#### AIM OF THE TASK
Below are some records; return each one exactly.

#### RECORDS
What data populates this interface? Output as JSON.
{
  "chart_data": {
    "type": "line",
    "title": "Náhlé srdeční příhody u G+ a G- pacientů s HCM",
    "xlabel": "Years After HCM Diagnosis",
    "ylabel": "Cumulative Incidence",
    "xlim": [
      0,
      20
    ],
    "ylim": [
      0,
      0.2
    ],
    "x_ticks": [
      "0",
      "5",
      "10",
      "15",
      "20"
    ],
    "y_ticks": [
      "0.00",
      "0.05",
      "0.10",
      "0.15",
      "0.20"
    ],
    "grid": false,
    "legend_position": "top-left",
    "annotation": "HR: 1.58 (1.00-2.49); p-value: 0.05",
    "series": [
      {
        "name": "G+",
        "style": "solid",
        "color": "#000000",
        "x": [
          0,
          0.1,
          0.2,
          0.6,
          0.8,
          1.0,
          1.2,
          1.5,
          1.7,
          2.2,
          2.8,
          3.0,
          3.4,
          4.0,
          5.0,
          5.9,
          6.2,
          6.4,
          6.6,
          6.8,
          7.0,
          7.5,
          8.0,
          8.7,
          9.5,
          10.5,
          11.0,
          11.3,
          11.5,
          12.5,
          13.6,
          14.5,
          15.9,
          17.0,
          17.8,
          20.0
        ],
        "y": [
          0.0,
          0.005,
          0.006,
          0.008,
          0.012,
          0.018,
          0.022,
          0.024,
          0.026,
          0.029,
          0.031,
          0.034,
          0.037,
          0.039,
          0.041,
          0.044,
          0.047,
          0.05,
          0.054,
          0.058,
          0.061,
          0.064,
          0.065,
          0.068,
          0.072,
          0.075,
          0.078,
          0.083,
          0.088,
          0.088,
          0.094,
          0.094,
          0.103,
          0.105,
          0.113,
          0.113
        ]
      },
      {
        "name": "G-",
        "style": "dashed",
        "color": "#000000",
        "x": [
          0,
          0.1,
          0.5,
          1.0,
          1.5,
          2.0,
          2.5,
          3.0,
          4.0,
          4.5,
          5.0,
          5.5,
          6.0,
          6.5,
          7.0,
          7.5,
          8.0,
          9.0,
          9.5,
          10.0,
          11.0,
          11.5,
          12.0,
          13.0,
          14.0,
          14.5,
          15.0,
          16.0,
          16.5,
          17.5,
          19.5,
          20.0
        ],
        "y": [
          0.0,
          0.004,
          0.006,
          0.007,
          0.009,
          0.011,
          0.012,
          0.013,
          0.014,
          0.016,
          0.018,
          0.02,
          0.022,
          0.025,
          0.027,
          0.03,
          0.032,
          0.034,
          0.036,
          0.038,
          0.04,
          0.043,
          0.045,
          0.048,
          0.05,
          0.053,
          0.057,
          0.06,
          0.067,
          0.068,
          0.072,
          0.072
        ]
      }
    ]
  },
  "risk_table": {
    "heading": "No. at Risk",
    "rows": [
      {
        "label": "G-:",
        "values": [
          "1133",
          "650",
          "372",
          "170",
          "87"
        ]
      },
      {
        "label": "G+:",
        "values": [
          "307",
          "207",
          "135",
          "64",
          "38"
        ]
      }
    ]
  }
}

#### FULL SOLUTION
What data populates this interface? Output as JSON.
{
  "chart_data": {
    "type": "line",
    "title": "Náhlé srdeční příhody u G+ a G- pacientů s HCM",
    "xlabel": "Years After HCM Diagnosis",
    "ylabel": "Cumulative Incidence",
    "xlim": [
      0,
      20
    ],
    "ylim": [
      0,
      0.2
    ],
    "x_ticks": [
      "0",
      "5",
      "10",
      "15",
      "20"
    ],
    "y_ticks": [
      "0.00",
      "0.05",
      "0.10",
      "0.15",
      "0.20"
    ],
    "grid": false,
    "legend_position": "top-left",
    "annotation": "HR: 1.58 (1.00-2.49); p-value: 0.05",
    "series": [
      {
        "name": "G+",
        "style": "solid",
        "color": "#000000",
        "x": [
          0,
          0.1,
          0.2,
          0.6,
          0.8,
          1.0,
          1.2,
          1.5,
          1.7,
          2.2,
          2.8,
          3.0,
          3.4,
          4.0,
          5.0,
          5.9,
          6.2,
          6.4,
          6.6,
          6.8,
          7.0,
          7.5,
          8.0,
          8.7,
          9.5,
          10.5,
          11.0,
          11.3,
          11.5,
          12.5,
          13.6,
          14.5,
          15.9,
          17.0,
          17.8,
          20.0
        ],
        "y": [
          0.0,
          0.005,
          0.006,
          0.008,
          0.012,
          0.018,
          0.022,
          0.024,
          0.026,
          0.029,
          0.031,
          0.034,
          0.037,
          0.039,
          0.041,
          0.044,
          0.047,
          0.05,
          0.054,
          0.058,
          0.061,
          0.064,
          0.065,
          0.068,
          0.072,
          0.075,
          0.078,
          0.083,
          0.088,
          0.088,
          0.094,
          0.094,
          0.103,
          0.105,
          0.113,
          0.113
        ]
      },
      {
        "name": "G-",
        "style": "dashed",
        "color": "#000000",
        "x": [
          0,
          0.1,
          0.5,
          1.0,
          1.5,
          2.0,
          2.5,
          3.0,
          4.0,
          4.5,
          5.0,
          5.5,
          6.0,
          6.5,
          7.0,
          7.5,
          8.0,
          9.0,
          9.5,
          10.0,
          11.0,
          11.5,
          12.0,
          13.0,
          14.0,
          14.5,
          15.0,
          16.0,
          16.5,
          17.5,
          19.5,
          20.0
        ],
        "y": [
          0.0,
          0.004,
          0.006,
          0.007,
          0.009,
          0.011,
          0.012,
          0.013,
          0.014,
          0.016,
          0.018,
          0.02,
          0.022,
          0.025,
          0.027,
          0.03,
          0.032,
          0.034,
          0.036,
          0.038,
          0.04,
          0.043,
          0.045,
          0.048,
          0.05,
          0.053,
          0.057,
          0.06,
          0.067,
          0.068,
          0.072,
          0.072
        ]
      }
    ]
  },
  "risk_table": {
    "heading": "No. at Risk",
    "rows": [
      {
        "label": "G-:",
        "values": [
          "1133",
          "650",
          "372",
          "170",
          "87"
        ]
      },
      {
        "label": "G+:",
        "values": [
          "307",
          "207",
          "135",
          "64",
          "38"
        ]
      }
    ]
  }
}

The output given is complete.